• **Task statement**
Leave out the pictures and transcribe everything else exactly.

#### Stored rows ####

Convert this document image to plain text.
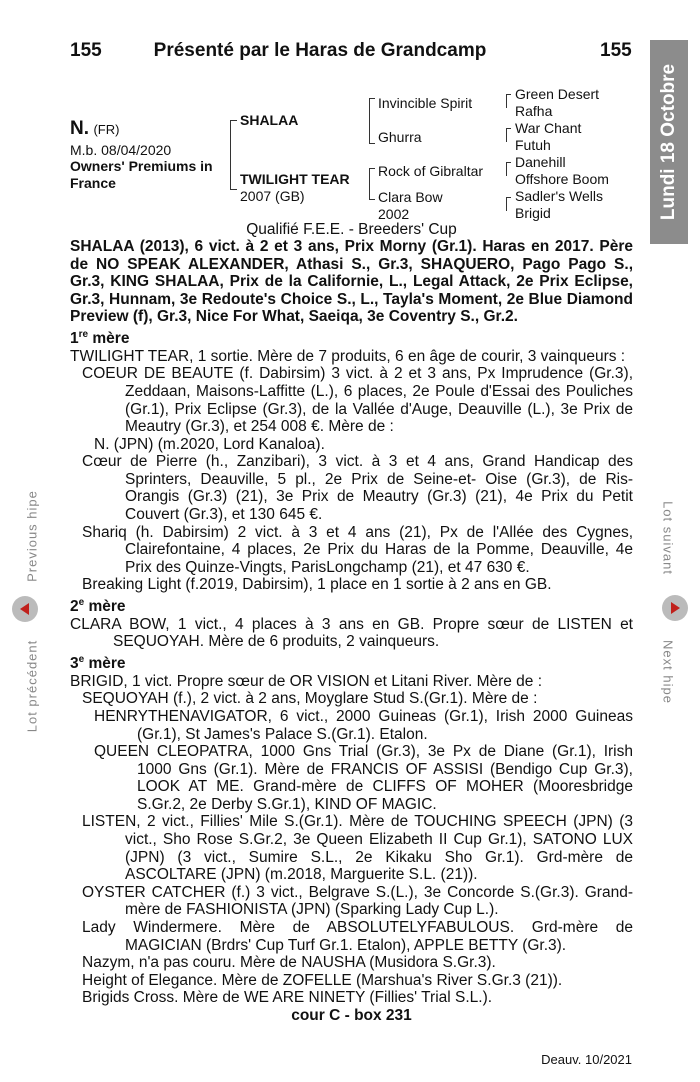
155	Présenté par le Haras de Grandcamp	155
Lundi 18 Octobre
N. (FR)
M.b. 08/04/2020
Owners' Premiums in
France
SHALAA
TWILIGHT TEAR
2007 (GB)
Invincible Spirit
Ghurra
Rock of Gibraltar
Clara Bow
2002
Green Desert
Rafha
War Chant
Futuh
Danehill
Offshore Boom
Sadler's Wells
Brigid
Qualifié F.E.E. - Breeders' Cup

SHALAA (2013), 6 vict. à 2 et 3 ans, Prix Morny (Gr.1). Haras en 2017. Père de NO SPEAK ALEXANDER, Athasi S., Gr.3, SHAQUERO, Pago Pago S., Gr.3, KING SHALAA, Prix de la Californie, L., Legal Attack, 2e Prix Eclipse, Gr.3, Hunnam, 3e Redoute's Choice S., L., Tayla's Moment, 2e Blue Diamond Preview (f), Gr.3, Nice For What, Saeiqa, 3e Coventry S., Gr.2.

1re mère

TWILIGHT TEAR, 1 sortie. Mère de 7 produits, 6 en âge de courir, 3 vainqueurs :

COEUR DE BEAUTE (f. Dabirsim) 3 vict. à 2 et 3 ans, Px Imprudence (Gr.3), Zeddaan, Maisons-Laffitte (L.), 6 places, 2e Poule d'Essai des Pouliches (Gr.1), Prix Eclipse (Gr.3), de la Vallée d'Auge, Deauville (L.), 3e Prix de Meautry (Gr.3), et 254 008 €. Mère de :

N. (JPN) (m.2020, Lord Kanaloa).

Cœur de Pierre (h., Zanzibari), 3 vict. à 3 et 4 ans, Grand Handicap des Sprinters, Deauville, 5 pl., 2e Prix de Seine-et- Oise (Gr.3), de Ris-Orangis (Gr.3) (21), 3e Prix de Meautry (Gr.3) (21), 4e Prix du Petit Couvert (Gr.3), et 130 645 €.

Shariq (h. Dabirsim) 2 vict. à 3 et 4 ans (21), Px de l'Allée des Cygnes, Clairefontaine, 4 places, 2e Prix du Haras de la Pomme, Deauville, 4e Prix des Quinze-Vingts, ParisLongchamp (21), et 47 630 €.

Breaking Light (f.2019, Dabirsim), 1 place en 1 sortie à 2 ans en GB.

2e mère

CLARA BOW, 1 vict., 4 places à 3 ans en GB. Propre sœur de LISTEN et SEQUOYAH. Mère de 6 produits, 2 vainqueurs.

3e mère

BRIGID, 1 vict. Propre sœur de OR VISION et Litani River. Mère de :

SEQUOYAH (f.), 2 vict. à 2 ans, Moyglare Stud S.(Gr.1). Mère de :

HENRYTHENAVIGATOR, 6 vict., 2000 Guineas (Gr.1), Irish 2000 Guineas (Gr.1), St James's Palace S.(Gr.1). Etalon.

QUEEN CLEOPATRA, 1000 Gns Trial (Gr.3), 3e Px de Diane (Gr.1), Irish 1000 Gns (Gr.1). Mère de FRANCIS OF ASSISI (Bendigo Cup Gr.3), LOOK AT ME. Grand-mère de CLIFFS OF MOHER (Mooresbridge S.Gr.2, 2e Derby S.Gr.1), KIND OF MAGIC.

LISTEN, 2 vict., Fillies' Mile S.(Gr.1). Mère de TOUCHING SPEECH (JPN) (3 vict., Sho Rose S.Gr.2, 3e Queen Elizabeth II Cup Gr.1), SATONO LUX (JPN) (3 vict., Sumire S.L., 2e Kikaku Sho Gr.1). Grd-mère de ASCOLTARE (JPN) (m.2018, Marguerite S.L. (21)).

OYSTER CATCHER (f.) 3 vict., Belgrave S.(L.), 3e Concorde S.(Gr.3). Grand-mère de FASHIONISTA (JPN) (Sparking Lady Cup L.).

Lady Windermere. Mère de ABSOLUTELYFABULOUS. Grd-mère de MAGICIAN (Brdrs' Cup Turf Gr.1. Etalon), APPLE BETTY (Gr.3).

Nazym, n'a pas couru. Mère de NAUSHA (Musidora S.Gr.3).

Height of Elegance. Mère de ZOFELLE (Marshua's River S.Gr.3 (21)).

Brigids Cross. Mère de WE ARE NINETY (Fillies' Trial S.L.).

cour C - box 231

Previous hipe
Lot précédent
Lot suivant
Next hipe
Deauv. 10/2021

####

• **Completed task**
Convert this document image to plain text.
155	Présenté par le Haras de Grandcamp	155
Lundi 18 Octobre
N. (FR)
M.b. 08/04/2020
Owners' Premiums in
France
SHALAA
TWILIGHT TEAR
2007 (GB)
Invincible Spirit
Ghurra
Rock of Gibraltar
Clara Bow
2002
Green Desert
Rafha
War Chant
Futuh
Danehill
Offshore Boom
Sadler's Wells
Brigid
Qualifié F.E.E. - Breeders' Cup

SHALAA (2013), 6 vict. à 2 et 3 ans, Prix Morny (Gr.1). Haras en 2017. Père de NO SPEAK ALEXANDER, Athasi S., Gr.3, SHAQUERO, Pago Pago S., Gr.3, KING SHALAA, Prix de la Californie, L., Legal Attack, 2e Prix Eclipse, Gr.3, Hunnam, 3e Redoute's Choice S., L., Tayla's Moment, 2e Blue Diamond Preview (f), Gr.3, Nice For What, Saeiqa, 3e Coventry S., Gr.2.

1re mère

TWILIGHT TEAR, 1 sortie. Mère de 7 produits, 6 en âge de courir, 3 vainqueurs :

COEUR DE BEAUTE (f. Dabirsim) 3 vict. à 2 et 3 ans, Px Imprudence (Gr.3), Zeddaan, Maisons-Laffitte (L.), 6 places, 2e Poule d'Essai des Pouliches (Gr.1), Prix Eclipse (Gr.3), de la Vallée d'Auge, Deauville (L.), 3e Prix de Meautry (Gr.3), et 254 008 €. Mère de :

N. (JPN) (m.2020, Lord Kanaloa).

Cœur de Pierre (h., Zanzibari), 3 vict. à 3 et 4 ans, Grand Handicap des Sprinters, Deauville, 5 pl., 2e Prix de Seine-et- Oise (Gr.3), de Ris-Orangis (Gr.3) (21), 3e Prix de Meautry (Gr.3) (21), 4e Prix du Petit Couvert (Gr.3), et 130 645 €.

Shariq (h. Dabirsim) 2 vict. à 3 et 4 ans (21), Px de l'Allée des Cygnes, Clairefontaine, 4 places, 2e Prix du Haras de la Pomme, Deauville, 4e Prix des Quinze-Vingts, ParisLongchamp (21), et 47 630 €.

Breaking Light (f.2019, Dabirsim), 1 place en 1 sortie à 2 ans en GB.

2e mère

CLARA BOW, 1 vict., 4 places à 3 ans en GB. Propre sœur de LISTEN et SEQUOYAH. Mère de 6 produits, 2 vainqueurs.

3e mère

BRIGID, 1 vict. Propre sœur de OR VISION et Litani River. Mère de :

SEQUOYAH (f.), 2 vict. à 2 ans, Moyglare Stud S.(Gr.1). Mère de :

HENRYTHENAVIGATOR, 6 vict., 2000 Guineas (Gr.1), Irish 2000 Guineas (Gr.1), St James's Palace S.(Gr.1). Etalon.

QUEEN CLEOPATRA, 1000 Gns Trial (Gr.3), 3e Px de Diane (Gr.1), Irish 1000 Gns (Gr.1). Mère de FRANCIS OF ASSISI (Bendigo Cup Gr.3), LOOK AT ME. Grand-mère de CLIFFS OF MOHER (Mooresbridge S.Gr.2, 2e Derby S.Gr.1), KIND OF MAGIC.

LISTEN, 2 vict., Fillies' Mile S.(Gr.1). Mère de TOUCHING SPEECH (JPN) (3 vict., Sho Rose S.Gr.2, 3e Queen Elizabeth II Cup Gr.1), SATONO LUX (JPN) (3 vict., Sumire S.L., 2e Kikaku Sho Gr.1). Grd-mère de ASCOLTARE (JPN) (m.2018, Marguerite S.L. (21)).

OYSTER CATCHER (f.) 3 vict., Belgrave S.(L.), 3e Concorde S.(Gr.3). Grand-mère de FASHIONISTA (JPN) (Sparking Lady Cup L.).

Lady Windermere. Mère de ABSOLUTELYFABULOUS. Grd-mère de MAGICIAN (Brdrs' Cup Turf Gr.1. Etalon), APPLE BETTY (Gr.3).

Nazym, n'a pas couru. Mère de NAUSHA (Musidora S.Gr.3).

Height of Elegance. Mère de ZOFELLE (Marshua's River S.Gr.3 (21)).

Brigids Cross. Mère de WE ARE NINETY (Fillies' Trial S.L.).

cour C - box 231

Previous hipe
Lot précédent
Lot suivant
Next hipe
Deauv. 10/2021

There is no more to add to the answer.